• Data
# # # #

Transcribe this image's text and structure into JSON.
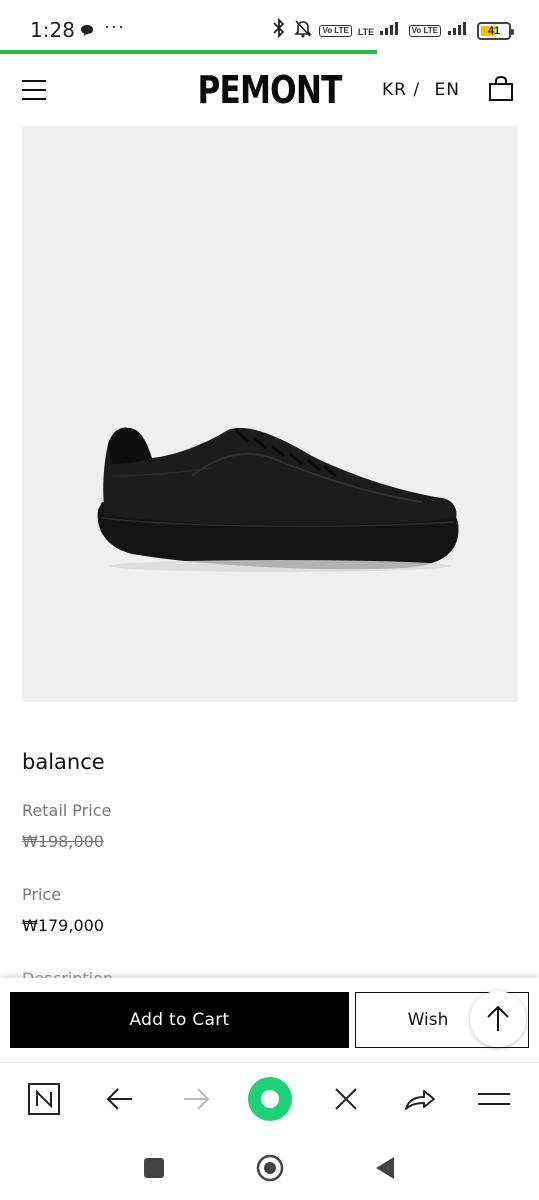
{
  "status_bar": {
    "time": "1:28",
    "dots": "···",
    "lte": "LTE",
    "volte": "Vo LTE",
    "battery": "41",
    "battery_color": "#f2c200"
  },
  "page_load_progress": 0.7,
  "header": {
    "logo": "PEMONT",
    "lang_kr": "KR /",
    "lang_en": "EN",
    "menu_icon": "hamburger-menu-icon",
    "cart_icon": "shopping-bag-icon"
  },
  "product": {
    "name": "balance",
    "retail_label": "Retail Price",
    "retail_price": "₩198,000",
    "price_label": "Price",
    "price": "₩179,000",
    "description_label": "Description",
    "image_bg": "#efefef"
  },
  "actions": {
    "add_to_cart": "Add to Cart",
    "wish": "Wish",
    "scroll_top_icon": "arrow-up-icon"
  },
  "browser_toolbar": {
    "icons": [
      "naver-n-icon",
      "back-arrow-icon",
      "forward-arrow-icon",
      "green-circle-icon",
      "close-icon",
      "share-icon",
      "menu-icon"
    ],
    "accent": "#20d17a"
  },
  "nav_bar": {
    "icons": [
      "recents-square-icon",
      "home-circle-icon",
      "back-triangle-icon"
    ]
  }
}
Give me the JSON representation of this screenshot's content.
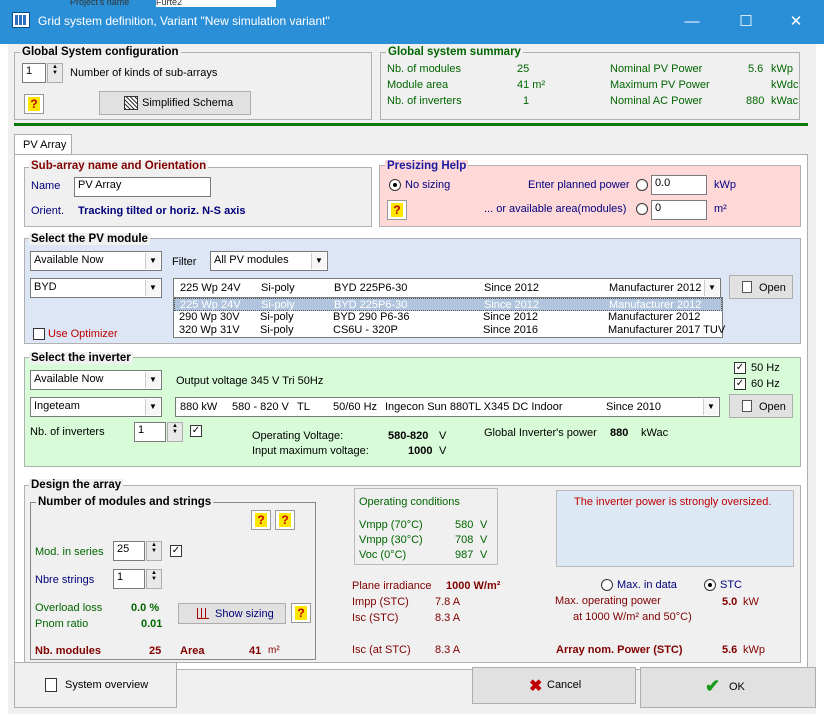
{
  "window": {
    "behind_label": "Project's name",
    "behind_value": "Furte2",
    "title": "Grid system definition, Variant  \"New simulation variant\""
  },
  "global_config": {
    "title": "Global System configuration",
    "num_kinds": "1",
    "num_kinds_label": "Number of kinds of sub-arrays",
    "schema_btn": "Simplified Schema"
  },
  "summary": {
    "title": "Global system summary",
    "rows": [
      {
        "label": "Nb. of modules",
        "value": "25",
        "label2": "Nominal PV Power",
        "value2": "5.6",
        "unit2": "kWp"
      },
      {
        "label": "Module area",
        "value": "41 m²",
        "label2": "Maximum PV Power",
        "value2": "",
        "unit2": "kWdc"
      },
      {
        "label": "Nb. of inverters",
        "value": "1",
        "label2": "Nominal AC Power",
        "value2": "880",
        "unit2": "kWac"
      }
    ]
  },
  "tab": {
    "label": "PV Array"
  },
  "subarray": {
    "title": "Sub-array name and Orientation",
    "name_label": "Name",
    "name_value": "PV Array",
    "orient_label": "Orient.",
    "orient_value": "Tracking tilted or horiz. N-S axis"
  },
  "presizing": {
    "title": "Presizing Help",
    "no_sizing": "No sizing",
    "planned_label": "Enter planned power",
    "planned_value": "0.0",
    "planned_unit": "kWp",
    "area_label": "...  or available area(modules)",
    "area_value": "0",
    "area_unit": "m²"
  },
  "pvmodule": {
    "title": "Select the PV module",
    "availability": "Available Now",
    "filter_label": "Filter",
    "filter_value": "All PV modules",
    "manufacturer": "BYD",
    "use_optimizer": "Use Optimizer",
    "open_btn": "Open",
    "selected": {
      "c1": "225 Wp 24V",
      "c2": "Si-poly",
      "c3": "BYD 225P6-30",
      "c4": "Since 2012",
      "c5": "Manufacturer 2012"
    },
    "list": [
      {
        "c1": "225 Wp 24V",
        "c2": "Si-poly",
        "c3": "BYD 225P6-30",
        "c4": "Since 2012",
        "c5": "Manufacturer 2012"
      },
      {
        "c1": "290 Wp 30V",
        "c2": "Si-poly",
        "c3": "BYD 290 P6-36",
        "c4": "Since 2012",
        "c5": "Manufacturer 2012"
      },
      {
        "c1": "320 Wp 31V",
        "c2": "Si-poly",
        "c3": "CS6U - 320P",
        "c4": "Since 2016",
        "c5": "Manufacturer 2017 TUV"
      }
    ]
  },
  "inverter": {
    "title": "Select the inverter",
    "availability": "Available Now",
    "output_voltage": "Output voltage 345 V Tri 50Hz",
    "hz50": "50 Hz",
    "hz60": "60 Hz",
    "manufacturer": "Ingeteam",
    "selected": {
      "c1": "880 kW",
      "c2": "580 - 820 V",
      "c3": "TL",
      "c4": "50/60 Hz",
      "c5": "Ingecon Sun 880TL X345 DC Indoor",
      "c6": "Since 2010"
    },
    "open_btn": "Open",
    "nb_label": "Nb. of inverters",
    "nb_value": "1",
    "op_voltage_label": "Operating Voltage:",
    "op_voltage_value": "580-820",
    "op_voltage_unit": "V",
    "max_voltage_label": "Input maximum voltage:",
    "max_voltage_value": "1000",
    "max_voltage_unit": "V",
    "global_power_label": "Global Inverter's power",
    "global_power_value": "880",
    "global_power_unit": "kWac"
  },
  "design": {
    "title": "Design the array",
    "mods_title": "Number of modules and strings",
    "mod_series_label": "Mod. in series",
    "mod_series_value": "25",
    "strings_label": "Nbre strings",
    "strings_value": "1",
    "overload_label": "Overload loss",
    "overload_value": "0.0 %",
    "pnom_label": "Pnom ratio",
    "pnom_value": "0.01",
    "show_sizing_btn": "Show sizing",
    "nb_modules_label": "Nb. modules",
    "nb_modules_value": "25",
    "area_label": "Area",
    "area_value": "41",
    "area_unit": "m²",
    "opcond": {
      "title": "Operating conditions",
      "rows": [
        {
          "label": "Vmpp (70°C)",
          "value": "580",
          "unit": "V"
        },
        {
          "label": "Vmpp (30°C)",
          "value": "708",
          "unit": "V"
        },
        {
          "label": "Voc  (0°C)",
          "value": "987",
          "unit": "V"
        }
      ]
    },
    "warning": "The inverter power is strongly oversized.",
    "plane_irr_label": "Plane irradiance",
    "plane_irr_value": "1000 W/m²",
    "impp_label": "Impp (STC)",
    "impp_value": "7.8 A",
    "isc_label": "Isc  (STC)",
    "isc_value": "8.3 A",
    "isc_at_label": "Isc (at STC)",
    "isc_at_value": "8.3 A",
    "max_in_data": "Max. in data",
    "stc": "STC",
    "max_op_label": "Max. operating power",
    "max_op_value": "5.0",
    "max_op_unit": "kW",
    "max_op_sub": "at 1000 W/m²  and 50°C)",
    "array_nom_label": "Array nom. Power (STC)",
    "array_nom_value": "5.6",
    "array_nom_unit": "kWp"
  },
  "bottom": {
    "overview_btn": "System overview",
    "cancel_btn": "Cancel",
    "ok_btn": "OK"
  },
  "colors": {
    "titlebar": "#2b8fd8",
    "pvmodule_bg": "#dce6f5",
    "inverter_bg": "#d8fbd8",
    "presizing_bg": "#ffd8d8",
    "warning_bg": "#dde8f5"
  }
}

# # # #

• What you will do
Transcribe each line above verbatim, with the pictures left out.

• Complete answer
Transcribe this image's text and structure into JSON.
{
  "status_bar": {
    "time": "1:28",
    "dots": "···",
    "lte": "LTE",
    "volte": "Vo LTE",
    "battery": "41",
    "battery_color": "#f2c200"
  },
  "page_load_progress": 0.7,
  "header": {
    "logo": "PEMONT",
    "lang_kr": "KR /",
    "lang_en": "EN",
    "menu_icon": "hamburger-menu-icon",
    "cart_icon": "shopping-bag-icon"
  },
  "product": {
    "name": "balance",
    "retail_label": "Retail Price",
    "retail_price": "₩198,000",
    "price_label": "Price",
    "price": "₩179,000",
    "description_label": "Description",
    "image_bg": "#efefef"
  },
  "actions": {
    "add_to_cart": "Add to Cart",
    "wish": "Wish",
    "scroll_top_icon": "arrow-up-icon"
  },
  "browser_toolbar": {
    "icons": [
      "naver-n-icon",
      "back-arrow-icon",
      "forward-arrow-icon",
      "green-circle-icon",
      "close-icon",
      "share-icon",
      "menu-icon"
    ],
    "accent": "#20d17a"
  },
  "nav_bar": {
    "icons": [
      "recents-square-icon",
      "home-circle-icon",
      "back-triangle-icon"
    ]
  }
}
Give me the JSON representation of this screenshot's content.
{
  "window": {
    "behind_label": "Project's name",
    "behind_value": "Furte2",
    "title": "Grid system definition, Variant  \"New simulation variant\""
  },
  "global_config": {
    "title": "Global System configuration",
    "num_kinds": "1",
    "num_kinds_label": "Number of kinds of sub-arrays",
    "schema_btn": "Simplified Schema"
  },
  "summary": {
    "title": "Global system summary",
    "rows": [
      {
        "label": "Nb. of modules",
        "value": "25",
        "label2": "Nominal PV Power",
        "value2": "5.6",
        "unit2": "kWp"
      },
      {
        "label": "Module area",
        "value": "41 m²",
        "label2": "Maximum PV Power",
        "value2": "",
        "unit2": "kWdc"
      },
      {
        "label": "Nb. of inverters",
        "value": "1",
        "label2": "Nominal AC Power",
        "value2": "880",
        "unit2": "kWac"
      }
    ]
  },
  "tab": {
    "label": "PV Array"
  },
  "subarray": {
    "title": "Sub-array name and Orientation",
    "name_label": "Name",
    "name_value": "PV Array",
    "orient_label": "Orient.",
    "orient_value": "Tracking tilted or horiz. N-S axis"
  },
  "presizing": {
    "title": "Presizing Help",
    "no_sizing": "No sizing",
    "planned_label": "Enter planned power",
    "planned_value": "0.0",
    "planned_unit": "kWp",
    "area_label": "...  or available area(modules)",
    "area_value": "0",
    "area_unit": "m²"
  },
  "pvmodule": {
    "title": "Select the PV module",
    "availability": "Available Now",
    "filter_label": "Filter",
    "filter_value": "All PV modules",
    "manufacturer": "BYD",
    "use_optimizer": "Use Optimizer",
    "open_btn": "Open",
    "selected": {
      "c1": "225 Wp 24V",
      "c2": "Si-poly",
      "c3": "BYD 225P6-30",
      "c4": "Since 2012",
      "c5": "Manufacturer 2012"
    },
    "list": [
      {
        "c1": "225 Wp 24V",
        "c2": "Si-poly",
        "c3": "BYD 225P6-30",
        "c4": "Since 2012",
        "c5": "Manufacturer 2012"
      },
      {
        "c1": "290 Wp 30V",
        "c2": "Si-poly",
        "c3": "BYD 290 P6-36",
        "c4": "Since 2012",
        "c5": "Manufacturer 2012"
      },
      {
        "c1": "320 Wp 31V",
        "c2": "Si-poly",
        "c3": "CS6U - 320P",
        "c4": "Since 2016",
        "c5": "Manufacturer 2017 TUV"
      }
    ]
  },
  "inverter": {
    "title": "Select the inverter",
    "availability": "Available Now",
    "output_voltage": "Output voltage 345 V Tri 50Hz",
    "hz50": "50 Hz",
    "hz60": "60 Hz",
    "manufacturer": "Ingeteam",
    "selected": {
      "c1": "880 kW",
      "c2": "580 - 820 V",
      "c3": "TL",
      "c4": "50/60 Hz",
      "c5": "Ingecon Sun 880TL X345 DC Indoor",
      "c6": "Since 2010"
    },
    "open_btn": "Open",
    "nb_label": "Nb. of inverters",
    "nb_value": "1",
    "op_voltage_label": "Operating Voltage:",
    "op_voltage_value": "580-820",
    "op_voltage_unit": "V",
    "max_voltage_label": "Input maximum voltage:",
    "max_voltage_value": "1000",
    "max_voltage_unit": "V",
    "global_power_label": "Global Inverter's power",
    "global_power_value": "880",
    "global_power_unit": "kWac"
  },
  "design": {
    "title": "Design the array",
    "mods_title": "Number of modules and strings",
    "mod_series_label": "Mod. in series",
    "mod_series_value": "25",
    "strings_label": "Nbre strings",
    "strings_value": "1",
    "overload_label": "Overload loss",
    "overload_value": "0.0 %",
    "pnom_label": "Pnom ratio",
    "pnom_value": "0.01",
    "show_sizing_btn": "Show sizing",
    "nb_modules_label": "Nb. modules",
    "nb_modules_value": "25",
    "area_label": "Area",
    "area_value": "41",
    "area_unit": "m²",
    "opcond": {
      "title": "Operating conditions",
      "rows": [
        {
          "label": "Vmpp (70°C)",
          "value": "580",
          "unit": "V"
        },
        {
          "label": "Vmpp (30°C)",
          "value": "708",
          "unit": "V"
        },
        {
          "label": "Voc  (0°C)",
          "value": "987",
          "unit": "V"
        }
      ]
    },
    "warning": "The inverter power is strongly oversized.",
    "plane_irr_label": "Plane irradiance",
    "plane_irr_value": "1000 W/m²",
    "impp_label": "Impp (STC)",
    "impp_value": "7.8 A",
    "isc_label": "Isc  (STC)",
    "isc_value": "8.3 A",
    "isc_at_label": "Isc (at STC)",
    "isc_at_value": "8.3 A",
    "max_in_data": "Max. in data",
    "stc": "STC",
    "max_op_label": "Max. operating power",
    "max_op_value": "5.0",
    "max_op_unit": "kW",
    "max_op_sub": "at 1000 W/m²  and 50°C)",
    "array_nom_label": "Array nom. Power (STC)",
    "array_nom_value": "5.6",
    "array_nom_unit": "kWp"
  },
  "bottom": {
    "overview_btn": "System overview",
    "cancel_btn": "Cancel",
    "ok_btn": "OK"
  },
  "colors": {
    "titlebar": "#2b8fd8",
    "pvmodule_bg": "#dce6f5",
    "inverter_bg": "#d8fbd8",
    "presizing_bg": "#ffd8d8",
    "warning_bg": "#dde8f5"
  }
}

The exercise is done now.